__A run of records__.

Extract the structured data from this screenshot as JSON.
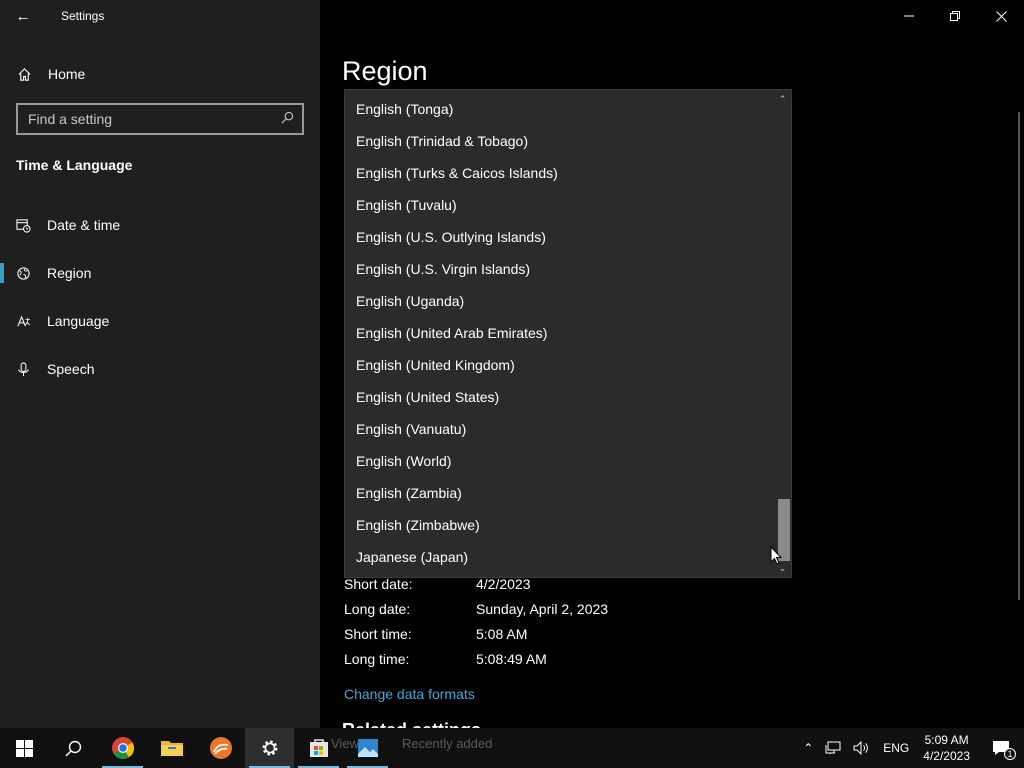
{
  "app": {
    "title": "Settings"
  },
  "sidebar": {
    "home": "Home",
    "search_placeholder": "Find a setting",
    "section": "Time & Language",
    "items": [
      {
        "label": "Date & time",
        "icon": "date-time-icon"
      },
      {
        "label": "Region",
        "icon": "region-icon",
        "active": true
      },
      {
        "label": "Language",
        "icon": "language-icon"
      },
      {
        "label": "Speech",
        "icon": "microphone-icon"
      }
    ]
  },
  "main": {
    "title": "Region",
    "dropdown": {
      "options": [
        "English (Tonga)",
        "English (Trinidad & Tobago)",
        "English (Turks & Caicos Islands)",
        "English (Tuvalu)",
        "English (U.S. Outlying Islands)",
        "English (U.S. Virgin Islands)",
        "English (Uganda)",
        "English (United Arab Emirates)",
        "English (United Kingdom)",
        "English (United States)",
        "English (Vanuatu)",
        "English (World)",
        "English (Zambia)",
        "English (Zimbabwe)",
        "Japanese (Japan)"
      ]
    },
    "formats": [
      {
        "label": "Short date:",
        "value": "4/2/2023"
      },
      {
        "label": "Long date:",
        "value": "Sunday, April 2, 2023"
      },
      {
        "label": "Short time:",
        "value": "5:08 AM"
      },
      {
        "label": "Long time:",
        "value": "5:08:49 AM"
      }
    ],
    "change_link": "Change data formats",
    "related_heading": "Related settings"
  },
  "taskbar": {
    "faded_text_1": "View",
    "faded_text_2": "Recently added",
    "lang": "ENG",
    "time": "5:09 AM",
    "date": "4/2/2023",
    "notification_count": "1"
  },
  "colors": {
    "accent": "#3a9ec4",
    "link": "#3fa7d8",
    "sidebar_bg": "#1f1f1f",
    "dropdown_bg": "#2b2b2b"
  }
}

__Short task__. Without the pictures, transcribe the listing above exactly.

__Result of this task__.
Extract the structured data from this screenshot as JSON.
{
  "app": {
    "title": "Settings"
  },
  "sidebar": {
    "home": "Home",
    "search_placeholder": "Find a setting",
    "section": "Time & Language",
    "items": [
      {
        "label": "Date & time",
        "icon": "date-time-icon"
      },
      {
        "label": "Region",
        "icon": "region-icon",
        "active": true
      },
      {
        "label": "Language",
        "icon": "language-icon"
      },
      {
        "label": "Speech",
        "icon": "microphone-icon"
      }
    ]
  },
  "main": {
    "title": "Region",
    "dropdown": {
      "options": [
        "English (Tonga)",
        "English (Trinidad & Tobago)",
        "English (Turks & Caicos Islands)",
        "English (Tuvalu)",
        "English (U.S. Outlying Islands)",
        "English (U.S. Virgin Islands)",
        "English (Uganda)",
        "English (United Arab Emirates)",
        "English (United Kingdom)",
        "English (United States)",
        "English (Vanuatu)",
        "English (World)",
        "English (Zambia)",
        "English (Zimbabwe)",
        "Japanese (Japan)"
      ]
    },
    "formats": [
      {
        "label": "Short date:",
        "value": "4/2/2023"
      },
      {
        "label": "Long date:",
        "value": "Sunday, April 2, 2023"
      },
      {
        "label": "Short time:",
        "value": "5:08 AM"
      },
      {
        "label": "Long time:",
        "value": "5:08:49 AM"
      }
    ],
    "change_link": "Change data formats",
    "related_heading": "Related settings"
  },
  "taskbar": {
    "faded_text_1": "View",
    "faded_text_2": "Recently added",
    "lang": "ENG",
    "time": "5:09 AM",
    "date": "4/2/2023",
    "notification_count": "1"
  },
  "colors": {
    "accent": "#3a9ec4",
    "link": "#3fa7d8",
    "sidebar_bg": "#1f1f1f",
    "dropdown_bg": "#2b2b2b"
  }
}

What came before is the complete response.